_RAW DATA_
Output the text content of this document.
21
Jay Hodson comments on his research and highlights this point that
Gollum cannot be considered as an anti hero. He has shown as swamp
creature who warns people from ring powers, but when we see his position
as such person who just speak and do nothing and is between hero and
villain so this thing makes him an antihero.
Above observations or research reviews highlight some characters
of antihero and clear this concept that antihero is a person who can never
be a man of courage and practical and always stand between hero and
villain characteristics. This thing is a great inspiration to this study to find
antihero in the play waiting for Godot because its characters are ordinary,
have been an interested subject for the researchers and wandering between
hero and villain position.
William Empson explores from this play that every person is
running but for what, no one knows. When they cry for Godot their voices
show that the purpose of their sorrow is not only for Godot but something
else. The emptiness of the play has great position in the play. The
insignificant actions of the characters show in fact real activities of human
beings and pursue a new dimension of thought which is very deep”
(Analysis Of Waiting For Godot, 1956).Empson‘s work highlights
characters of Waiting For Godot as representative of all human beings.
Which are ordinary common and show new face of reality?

...

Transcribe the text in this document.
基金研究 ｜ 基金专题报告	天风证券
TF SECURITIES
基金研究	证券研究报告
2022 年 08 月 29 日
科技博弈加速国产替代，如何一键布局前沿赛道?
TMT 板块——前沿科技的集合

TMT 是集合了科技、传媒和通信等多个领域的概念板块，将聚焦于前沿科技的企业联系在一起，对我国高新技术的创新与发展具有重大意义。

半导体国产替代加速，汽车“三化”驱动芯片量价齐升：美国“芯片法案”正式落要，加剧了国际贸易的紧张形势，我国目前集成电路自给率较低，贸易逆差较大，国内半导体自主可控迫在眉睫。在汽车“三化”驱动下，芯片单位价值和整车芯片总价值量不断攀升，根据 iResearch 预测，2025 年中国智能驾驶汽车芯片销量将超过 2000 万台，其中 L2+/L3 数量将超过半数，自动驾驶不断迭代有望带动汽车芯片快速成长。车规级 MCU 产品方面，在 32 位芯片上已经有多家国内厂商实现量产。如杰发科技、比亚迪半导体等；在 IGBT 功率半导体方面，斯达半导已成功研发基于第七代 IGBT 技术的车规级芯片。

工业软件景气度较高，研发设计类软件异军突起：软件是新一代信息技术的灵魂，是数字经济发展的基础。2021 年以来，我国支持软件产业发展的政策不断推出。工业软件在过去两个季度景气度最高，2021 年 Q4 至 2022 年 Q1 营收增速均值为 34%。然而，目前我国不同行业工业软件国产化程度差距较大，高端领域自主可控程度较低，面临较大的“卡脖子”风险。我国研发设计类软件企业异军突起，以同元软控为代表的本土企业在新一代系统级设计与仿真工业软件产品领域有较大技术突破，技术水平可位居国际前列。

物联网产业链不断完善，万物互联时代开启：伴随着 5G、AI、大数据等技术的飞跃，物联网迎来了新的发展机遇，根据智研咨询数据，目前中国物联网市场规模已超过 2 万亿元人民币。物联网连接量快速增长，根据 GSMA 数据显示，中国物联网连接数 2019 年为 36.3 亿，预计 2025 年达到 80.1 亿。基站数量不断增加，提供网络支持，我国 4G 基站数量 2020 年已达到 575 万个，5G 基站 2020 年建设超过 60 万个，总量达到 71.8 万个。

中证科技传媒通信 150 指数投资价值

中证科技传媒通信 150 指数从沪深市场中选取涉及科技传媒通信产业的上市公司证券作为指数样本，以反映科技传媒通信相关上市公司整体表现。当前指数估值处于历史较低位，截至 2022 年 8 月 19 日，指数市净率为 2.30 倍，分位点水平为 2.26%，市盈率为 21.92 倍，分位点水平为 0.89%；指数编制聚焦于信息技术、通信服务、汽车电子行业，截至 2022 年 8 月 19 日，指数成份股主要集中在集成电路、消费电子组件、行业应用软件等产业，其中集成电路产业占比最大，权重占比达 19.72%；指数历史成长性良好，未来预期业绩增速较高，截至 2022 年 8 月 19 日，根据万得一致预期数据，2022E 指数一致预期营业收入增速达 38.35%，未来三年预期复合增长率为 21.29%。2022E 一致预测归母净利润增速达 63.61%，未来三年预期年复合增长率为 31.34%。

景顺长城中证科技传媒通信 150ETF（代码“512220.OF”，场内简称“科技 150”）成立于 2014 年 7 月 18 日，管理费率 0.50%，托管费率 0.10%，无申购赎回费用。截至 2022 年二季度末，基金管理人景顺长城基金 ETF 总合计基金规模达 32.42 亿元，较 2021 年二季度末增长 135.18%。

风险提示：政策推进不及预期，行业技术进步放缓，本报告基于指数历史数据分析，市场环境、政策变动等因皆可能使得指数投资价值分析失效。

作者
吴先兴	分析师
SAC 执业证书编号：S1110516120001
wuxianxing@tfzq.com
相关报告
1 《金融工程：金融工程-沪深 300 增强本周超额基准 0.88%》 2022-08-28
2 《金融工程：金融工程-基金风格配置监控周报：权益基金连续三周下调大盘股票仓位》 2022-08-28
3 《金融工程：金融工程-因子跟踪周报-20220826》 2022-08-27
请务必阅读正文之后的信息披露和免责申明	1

...

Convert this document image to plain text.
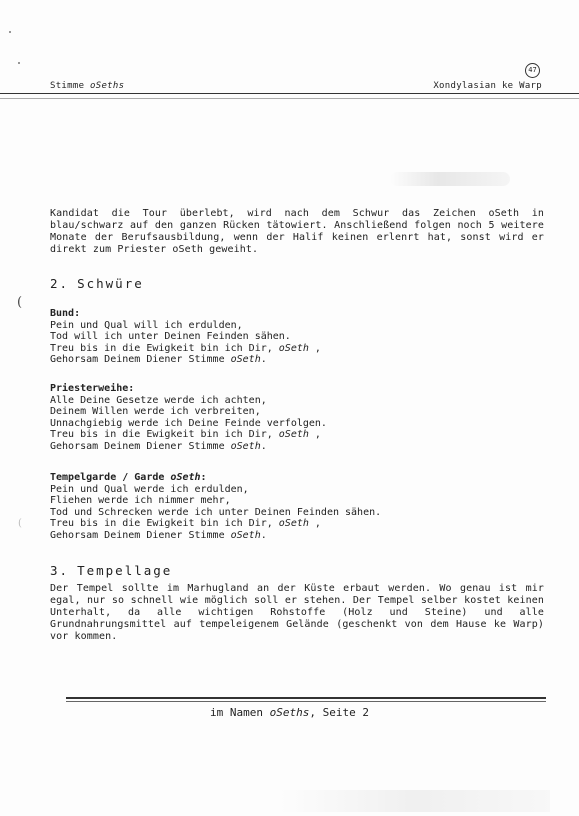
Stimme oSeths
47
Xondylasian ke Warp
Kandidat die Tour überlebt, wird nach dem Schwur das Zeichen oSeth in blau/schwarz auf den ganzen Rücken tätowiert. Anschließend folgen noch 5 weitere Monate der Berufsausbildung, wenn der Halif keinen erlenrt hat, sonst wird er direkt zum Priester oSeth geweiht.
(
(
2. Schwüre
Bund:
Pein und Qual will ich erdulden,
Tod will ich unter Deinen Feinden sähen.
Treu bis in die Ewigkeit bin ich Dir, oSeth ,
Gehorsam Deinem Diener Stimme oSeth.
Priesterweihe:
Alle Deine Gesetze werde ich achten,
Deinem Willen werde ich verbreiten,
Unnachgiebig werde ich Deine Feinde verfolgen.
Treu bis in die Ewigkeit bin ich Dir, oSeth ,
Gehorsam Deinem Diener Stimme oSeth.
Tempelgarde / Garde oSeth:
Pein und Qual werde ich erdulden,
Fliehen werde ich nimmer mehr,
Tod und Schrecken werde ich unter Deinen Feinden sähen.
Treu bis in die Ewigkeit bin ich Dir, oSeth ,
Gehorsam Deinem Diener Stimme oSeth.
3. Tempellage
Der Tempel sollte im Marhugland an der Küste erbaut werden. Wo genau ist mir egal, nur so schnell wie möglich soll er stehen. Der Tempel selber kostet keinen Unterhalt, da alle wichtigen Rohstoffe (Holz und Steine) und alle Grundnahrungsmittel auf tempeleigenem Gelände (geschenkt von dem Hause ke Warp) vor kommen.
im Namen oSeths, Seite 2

_WHAT THE TASK ASKS_
Provide the count, and nothing else, of lines in the data above where the word "text" occurs.

_COMPLETE RESPONSE_
3